Copy each line containing the word "porta" from the records that follow, please.

[Stored entries]
· · · · · · ·
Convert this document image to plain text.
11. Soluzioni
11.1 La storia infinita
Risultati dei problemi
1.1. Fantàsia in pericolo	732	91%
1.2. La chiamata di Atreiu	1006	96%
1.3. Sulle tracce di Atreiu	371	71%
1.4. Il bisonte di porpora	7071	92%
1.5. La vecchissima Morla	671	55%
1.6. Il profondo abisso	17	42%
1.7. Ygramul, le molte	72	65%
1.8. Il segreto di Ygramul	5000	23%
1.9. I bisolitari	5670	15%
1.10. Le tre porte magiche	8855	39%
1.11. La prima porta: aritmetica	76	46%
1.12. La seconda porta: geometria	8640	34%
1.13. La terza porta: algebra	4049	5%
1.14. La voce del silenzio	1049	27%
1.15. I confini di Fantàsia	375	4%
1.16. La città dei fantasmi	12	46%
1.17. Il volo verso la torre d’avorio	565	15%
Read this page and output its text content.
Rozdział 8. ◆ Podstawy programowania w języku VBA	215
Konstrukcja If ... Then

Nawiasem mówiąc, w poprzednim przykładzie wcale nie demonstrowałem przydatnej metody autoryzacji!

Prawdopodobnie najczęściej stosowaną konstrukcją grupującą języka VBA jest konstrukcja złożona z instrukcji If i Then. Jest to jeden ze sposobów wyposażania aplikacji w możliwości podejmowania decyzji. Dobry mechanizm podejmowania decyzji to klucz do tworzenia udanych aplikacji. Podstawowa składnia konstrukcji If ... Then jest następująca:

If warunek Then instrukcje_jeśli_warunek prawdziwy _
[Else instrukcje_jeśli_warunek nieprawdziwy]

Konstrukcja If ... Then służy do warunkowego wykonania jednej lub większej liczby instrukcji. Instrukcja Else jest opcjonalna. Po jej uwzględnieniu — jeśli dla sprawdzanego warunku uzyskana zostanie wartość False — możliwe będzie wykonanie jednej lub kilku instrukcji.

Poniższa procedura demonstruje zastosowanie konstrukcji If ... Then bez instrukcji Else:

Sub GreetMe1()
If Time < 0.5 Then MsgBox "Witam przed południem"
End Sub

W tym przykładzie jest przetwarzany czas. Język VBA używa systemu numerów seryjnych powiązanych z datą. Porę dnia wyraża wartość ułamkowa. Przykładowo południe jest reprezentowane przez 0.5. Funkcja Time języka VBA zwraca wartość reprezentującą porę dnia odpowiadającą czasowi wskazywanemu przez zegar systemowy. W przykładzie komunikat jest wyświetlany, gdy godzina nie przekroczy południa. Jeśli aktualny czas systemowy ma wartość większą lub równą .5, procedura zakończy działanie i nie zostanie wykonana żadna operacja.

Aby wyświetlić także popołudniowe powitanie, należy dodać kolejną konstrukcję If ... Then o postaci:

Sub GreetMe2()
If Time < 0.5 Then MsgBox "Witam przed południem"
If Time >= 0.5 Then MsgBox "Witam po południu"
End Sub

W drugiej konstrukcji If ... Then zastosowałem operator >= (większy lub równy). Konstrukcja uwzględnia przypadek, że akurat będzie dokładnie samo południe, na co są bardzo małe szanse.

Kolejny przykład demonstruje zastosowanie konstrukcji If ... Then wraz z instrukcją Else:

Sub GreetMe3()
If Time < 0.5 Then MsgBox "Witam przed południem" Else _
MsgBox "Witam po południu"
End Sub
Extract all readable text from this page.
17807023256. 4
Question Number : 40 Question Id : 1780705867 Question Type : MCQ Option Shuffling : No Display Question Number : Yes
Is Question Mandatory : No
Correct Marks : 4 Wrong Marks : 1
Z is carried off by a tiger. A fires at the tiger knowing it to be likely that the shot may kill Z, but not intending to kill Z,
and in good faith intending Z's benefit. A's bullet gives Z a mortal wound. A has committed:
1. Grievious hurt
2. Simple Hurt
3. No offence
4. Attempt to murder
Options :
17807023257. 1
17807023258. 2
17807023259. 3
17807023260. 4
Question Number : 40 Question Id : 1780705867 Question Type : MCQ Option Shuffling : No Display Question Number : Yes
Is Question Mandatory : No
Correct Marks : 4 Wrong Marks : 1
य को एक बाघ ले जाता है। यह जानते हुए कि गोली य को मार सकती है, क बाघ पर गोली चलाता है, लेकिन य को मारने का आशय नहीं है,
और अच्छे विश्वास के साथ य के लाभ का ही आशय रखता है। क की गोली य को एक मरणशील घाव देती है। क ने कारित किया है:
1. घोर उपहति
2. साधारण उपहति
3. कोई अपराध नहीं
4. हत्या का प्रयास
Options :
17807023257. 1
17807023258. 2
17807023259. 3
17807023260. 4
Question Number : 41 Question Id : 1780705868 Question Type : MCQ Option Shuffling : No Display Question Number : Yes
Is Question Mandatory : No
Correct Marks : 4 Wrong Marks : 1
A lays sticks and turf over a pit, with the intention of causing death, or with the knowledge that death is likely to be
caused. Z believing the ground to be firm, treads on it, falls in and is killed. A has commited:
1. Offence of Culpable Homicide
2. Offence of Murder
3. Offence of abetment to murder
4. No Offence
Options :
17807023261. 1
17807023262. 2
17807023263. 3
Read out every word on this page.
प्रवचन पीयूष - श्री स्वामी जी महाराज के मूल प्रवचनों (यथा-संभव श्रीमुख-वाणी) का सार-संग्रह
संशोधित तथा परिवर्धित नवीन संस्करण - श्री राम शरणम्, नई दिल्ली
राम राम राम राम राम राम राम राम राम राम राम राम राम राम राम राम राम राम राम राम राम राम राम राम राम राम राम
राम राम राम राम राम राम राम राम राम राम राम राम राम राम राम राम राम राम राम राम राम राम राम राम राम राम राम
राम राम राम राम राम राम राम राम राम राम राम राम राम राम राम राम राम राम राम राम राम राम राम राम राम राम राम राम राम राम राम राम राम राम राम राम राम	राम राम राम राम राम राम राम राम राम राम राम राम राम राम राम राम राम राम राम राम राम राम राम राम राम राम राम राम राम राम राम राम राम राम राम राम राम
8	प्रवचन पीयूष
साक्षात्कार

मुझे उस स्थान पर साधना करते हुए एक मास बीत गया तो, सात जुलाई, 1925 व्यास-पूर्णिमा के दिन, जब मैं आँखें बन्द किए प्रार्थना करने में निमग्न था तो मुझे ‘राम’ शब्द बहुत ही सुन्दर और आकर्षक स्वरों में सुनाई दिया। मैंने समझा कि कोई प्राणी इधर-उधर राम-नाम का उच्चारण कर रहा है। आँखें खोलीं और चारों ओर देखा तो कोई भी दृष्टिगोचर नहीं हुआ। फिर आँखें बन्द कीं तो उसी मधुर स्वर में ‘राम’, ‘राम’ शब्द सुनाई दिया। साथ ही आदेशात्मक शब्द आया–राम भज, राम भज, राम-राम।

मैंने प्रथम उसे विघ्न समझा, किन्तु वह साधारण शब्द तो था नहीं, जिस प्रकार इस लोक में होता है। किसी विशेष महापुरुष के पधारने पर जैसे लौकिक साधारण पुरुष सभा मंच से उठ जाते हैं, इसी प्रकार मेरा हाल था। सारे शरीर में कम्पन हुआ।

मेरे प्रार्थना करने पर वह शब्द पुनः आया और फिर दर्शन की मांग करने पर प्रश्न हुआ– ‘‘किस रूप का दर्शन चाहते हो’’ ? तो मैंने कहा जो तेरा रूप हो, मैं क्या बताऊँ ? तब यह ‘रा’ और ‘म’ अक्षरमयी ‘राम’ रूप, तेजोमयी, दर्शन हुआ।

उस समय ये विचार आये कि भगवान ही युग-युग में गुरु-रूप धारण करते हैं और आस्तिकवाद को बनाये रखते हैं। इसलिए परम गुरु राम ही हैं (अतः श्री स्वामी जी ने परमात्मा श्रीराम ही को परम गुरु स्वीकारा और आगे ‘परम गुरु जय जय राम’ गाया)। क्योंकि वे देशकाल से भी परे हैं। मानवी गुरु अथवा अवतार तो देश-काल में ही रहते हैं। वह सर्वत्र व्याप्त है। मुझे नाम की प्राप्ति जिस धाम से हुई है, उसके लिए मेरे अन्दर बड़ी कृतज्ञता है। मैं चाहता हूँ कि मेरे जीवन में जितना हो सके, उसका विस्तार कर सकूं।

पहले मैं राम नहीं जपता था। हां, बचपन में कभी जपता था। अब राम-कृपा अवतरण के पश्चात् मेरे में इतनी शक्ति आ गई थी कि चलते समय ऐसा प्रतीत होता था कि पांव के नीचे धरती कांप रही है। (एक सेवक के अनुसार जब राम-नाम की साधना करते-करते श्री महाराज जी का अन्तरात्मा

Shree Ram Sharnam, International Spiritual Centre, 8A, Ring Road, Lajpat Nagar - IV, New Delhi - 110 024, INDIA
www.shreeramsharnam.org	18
· · · · · · ·
Task answer:
1.11. La prima porta: aritmetica	76	46%
1.12. La seconda porta: geometria	8640	34%
1.13. La terza porta: algebra	4049	5%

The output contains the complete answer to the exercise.